-- Begin Listed entries --
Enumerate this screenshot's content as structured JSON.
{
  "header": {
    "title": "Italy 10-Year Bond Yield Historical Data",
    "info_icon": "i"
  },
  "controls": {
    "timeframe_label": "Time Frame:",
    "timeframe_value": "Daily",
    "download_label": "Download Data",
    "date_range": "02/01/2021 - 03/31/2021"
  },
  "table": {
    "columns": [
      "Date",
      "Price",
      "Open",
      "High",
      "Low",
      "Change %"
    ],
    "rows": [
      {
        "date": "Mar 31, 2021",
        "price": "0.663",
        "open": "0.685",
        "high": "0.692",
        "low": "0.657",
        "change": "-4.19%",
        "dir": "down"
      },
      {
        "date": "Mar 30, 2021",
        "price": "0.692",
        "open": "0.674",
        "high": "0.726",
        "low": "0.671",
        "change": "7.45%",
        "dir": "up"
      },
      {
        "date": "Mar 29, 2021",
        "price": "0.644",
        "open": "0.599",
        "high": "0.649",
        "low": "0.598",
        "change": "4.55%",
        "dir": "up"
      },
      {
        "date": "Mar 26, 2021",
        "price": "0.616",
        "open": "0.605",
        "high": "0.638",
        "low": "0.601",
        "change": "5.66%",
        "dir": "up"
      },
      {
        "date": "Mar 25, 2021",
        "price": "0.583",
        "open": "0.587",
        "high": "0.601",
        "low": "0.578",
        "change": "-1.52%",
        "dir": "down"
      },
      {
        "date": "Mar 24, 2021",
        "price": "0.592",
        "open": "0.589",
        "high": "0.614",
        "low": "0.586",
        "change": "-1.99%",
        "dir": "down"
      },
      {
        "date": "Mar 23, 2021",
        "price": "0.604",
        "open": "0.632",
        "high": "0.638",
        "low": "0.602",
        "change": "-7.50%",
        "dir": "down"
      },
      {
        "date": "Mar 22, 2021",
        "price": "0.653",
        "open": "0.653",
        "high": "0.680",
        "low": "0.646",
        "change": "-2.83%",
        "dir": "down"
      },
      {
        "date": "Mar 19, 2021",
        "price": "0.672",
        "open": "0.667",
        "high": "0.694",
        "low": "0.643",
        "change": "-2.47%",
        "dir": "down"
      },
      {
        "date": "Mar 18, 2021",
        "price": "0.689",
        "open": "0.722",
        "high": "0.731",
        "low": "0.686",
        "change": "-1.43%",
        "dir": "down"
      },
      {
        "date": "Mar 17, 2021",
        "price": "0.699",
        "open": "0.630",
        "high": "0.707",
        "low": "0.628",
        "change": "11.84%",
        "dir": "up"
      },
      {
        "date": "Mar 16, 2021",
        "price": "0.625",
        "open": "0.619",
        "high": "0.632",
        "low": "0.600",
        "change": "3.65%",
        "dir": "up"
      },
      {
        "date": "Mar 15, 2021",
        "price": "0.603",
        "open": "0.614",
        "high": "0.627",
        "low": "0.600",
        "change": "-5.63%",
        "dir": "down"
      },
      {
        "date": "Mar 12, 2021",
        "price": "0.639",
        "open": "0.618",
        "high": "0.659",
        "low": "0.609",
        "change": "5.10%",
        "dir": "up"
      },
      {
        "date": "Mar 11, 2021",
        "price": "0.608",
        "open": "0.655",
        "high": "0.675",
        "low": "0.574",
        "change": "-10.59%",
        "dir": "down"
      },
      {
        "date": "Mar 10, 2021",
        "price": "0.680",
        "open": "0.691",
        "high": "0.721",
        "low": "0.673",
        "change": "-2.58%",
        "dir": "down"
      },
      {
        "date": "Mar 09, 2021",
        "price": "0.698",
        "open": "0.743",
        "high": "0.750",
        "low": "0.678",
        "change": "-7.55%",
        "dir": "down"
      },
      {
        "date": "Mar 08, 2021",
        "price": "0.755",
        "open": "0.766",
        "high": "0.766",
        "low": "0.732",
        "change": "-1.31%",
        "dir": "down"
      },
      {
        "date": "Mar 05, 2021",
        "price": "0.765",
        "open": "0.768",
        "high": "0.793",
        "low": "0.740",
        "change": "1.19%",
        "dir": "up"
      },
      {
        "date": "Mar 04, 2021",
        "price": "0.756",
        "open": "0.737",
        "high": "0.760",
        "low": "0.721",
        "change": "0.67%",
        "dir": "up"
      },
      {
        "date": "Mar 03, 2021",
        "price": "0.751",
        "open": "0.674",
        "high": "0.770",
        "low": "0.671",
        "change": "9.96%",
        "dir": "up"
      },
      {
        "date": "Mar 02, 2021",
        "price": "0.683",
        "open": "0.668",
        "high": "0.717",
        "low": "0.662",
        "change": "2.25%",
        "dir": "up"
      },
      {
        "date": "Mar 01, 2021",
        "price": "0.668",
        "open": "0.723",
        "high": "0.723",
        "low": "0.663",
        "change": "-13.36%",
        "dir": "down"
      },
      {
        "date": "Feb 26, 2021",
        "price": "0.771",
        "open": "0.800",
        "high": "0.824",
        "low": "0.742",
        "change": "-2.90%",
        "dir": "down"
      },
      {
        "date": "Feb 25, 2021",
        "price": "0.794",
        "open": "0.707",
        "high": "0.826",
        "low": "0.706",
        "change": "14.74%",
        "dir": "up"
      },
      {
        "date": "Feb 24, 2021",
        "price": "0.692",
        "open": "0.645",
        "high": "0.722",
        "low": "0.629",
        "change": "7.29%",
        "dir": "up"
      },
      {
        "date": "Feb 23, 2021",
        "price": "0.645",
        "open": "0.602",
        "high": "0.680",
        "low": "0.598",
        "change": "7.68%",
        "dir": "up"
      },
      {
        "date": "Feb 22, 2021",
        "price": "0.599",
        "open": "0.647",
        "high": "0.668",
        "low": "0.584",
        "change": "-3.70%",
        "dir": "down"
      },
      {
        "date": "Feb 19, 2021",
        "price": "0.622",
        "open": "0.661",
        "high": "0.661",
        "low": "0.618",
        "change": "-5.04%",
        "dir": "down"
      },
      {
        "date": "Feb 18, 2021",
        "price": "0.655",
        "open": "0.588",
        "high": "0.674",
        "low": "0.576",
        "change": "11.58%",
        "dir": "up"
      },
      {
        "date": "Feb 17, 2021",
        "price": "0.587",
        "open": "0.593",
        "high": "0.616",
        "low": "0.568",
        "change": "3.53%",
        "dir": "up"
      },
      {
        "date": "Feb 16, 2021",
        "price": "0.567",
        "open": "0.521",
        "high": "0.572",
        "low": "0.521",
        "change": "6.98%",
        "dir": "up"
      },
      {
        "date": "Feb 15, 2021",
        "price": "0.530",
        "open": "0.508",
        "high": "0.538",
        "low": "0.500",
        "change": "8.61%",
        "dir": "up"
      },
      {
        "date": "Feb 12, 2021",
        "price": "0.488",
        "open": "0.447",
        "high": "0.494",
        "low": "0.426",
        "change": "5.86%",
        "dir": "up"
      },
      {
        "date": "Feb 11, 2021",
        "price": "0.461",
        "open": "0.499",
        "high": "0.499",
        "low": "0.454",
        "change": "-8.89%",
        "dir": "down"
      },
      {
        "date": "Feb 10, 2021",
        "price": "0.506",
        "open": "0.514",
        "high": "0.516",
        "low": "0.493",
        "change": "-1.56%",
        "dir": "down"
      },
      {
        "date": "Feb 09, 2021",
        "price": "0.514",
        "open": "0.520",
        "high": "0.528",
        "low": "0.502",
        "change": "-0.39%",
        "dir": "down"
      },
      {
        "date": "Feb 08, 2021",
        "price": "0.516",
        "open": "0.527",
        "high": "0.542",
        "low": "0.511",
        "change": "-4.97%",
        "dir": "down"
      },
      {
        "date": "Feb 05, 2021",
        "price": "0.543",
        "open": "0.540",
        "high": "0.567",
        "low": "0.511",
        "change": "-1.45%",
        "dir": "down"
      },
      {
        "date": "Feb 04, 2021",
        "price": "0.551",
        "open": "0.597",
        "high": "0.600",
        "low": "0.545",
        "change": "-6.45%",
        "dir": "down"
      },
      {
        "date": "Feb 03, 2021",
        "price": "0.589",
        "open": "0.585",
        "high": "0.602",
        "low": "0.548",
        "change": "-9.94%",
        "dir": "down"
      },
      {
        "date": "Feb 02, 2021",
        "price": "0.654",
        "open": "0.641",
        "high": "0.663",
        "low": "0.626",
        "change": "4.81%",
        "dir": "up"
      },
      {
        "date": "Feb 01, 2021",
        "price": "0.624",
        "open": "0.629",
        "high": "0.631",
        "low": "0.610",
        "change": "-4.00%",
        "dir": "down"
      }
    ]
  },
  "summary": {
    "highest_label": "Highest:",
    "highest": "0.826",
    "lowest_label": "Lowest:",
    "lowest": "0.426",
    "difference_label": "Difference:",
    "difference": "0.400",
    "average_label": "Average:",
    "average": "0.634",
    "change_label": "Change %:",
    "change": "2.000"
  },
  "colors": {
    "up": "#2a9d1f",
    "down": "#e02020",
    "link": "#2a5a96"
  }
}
-- End Listed entries --
Exercise brief. Copy out every line that includes the word "Data".

Expected answer.
    "title": "Italy 10-Year Bond Yield Historical Data",
    "download_label": "Download Data",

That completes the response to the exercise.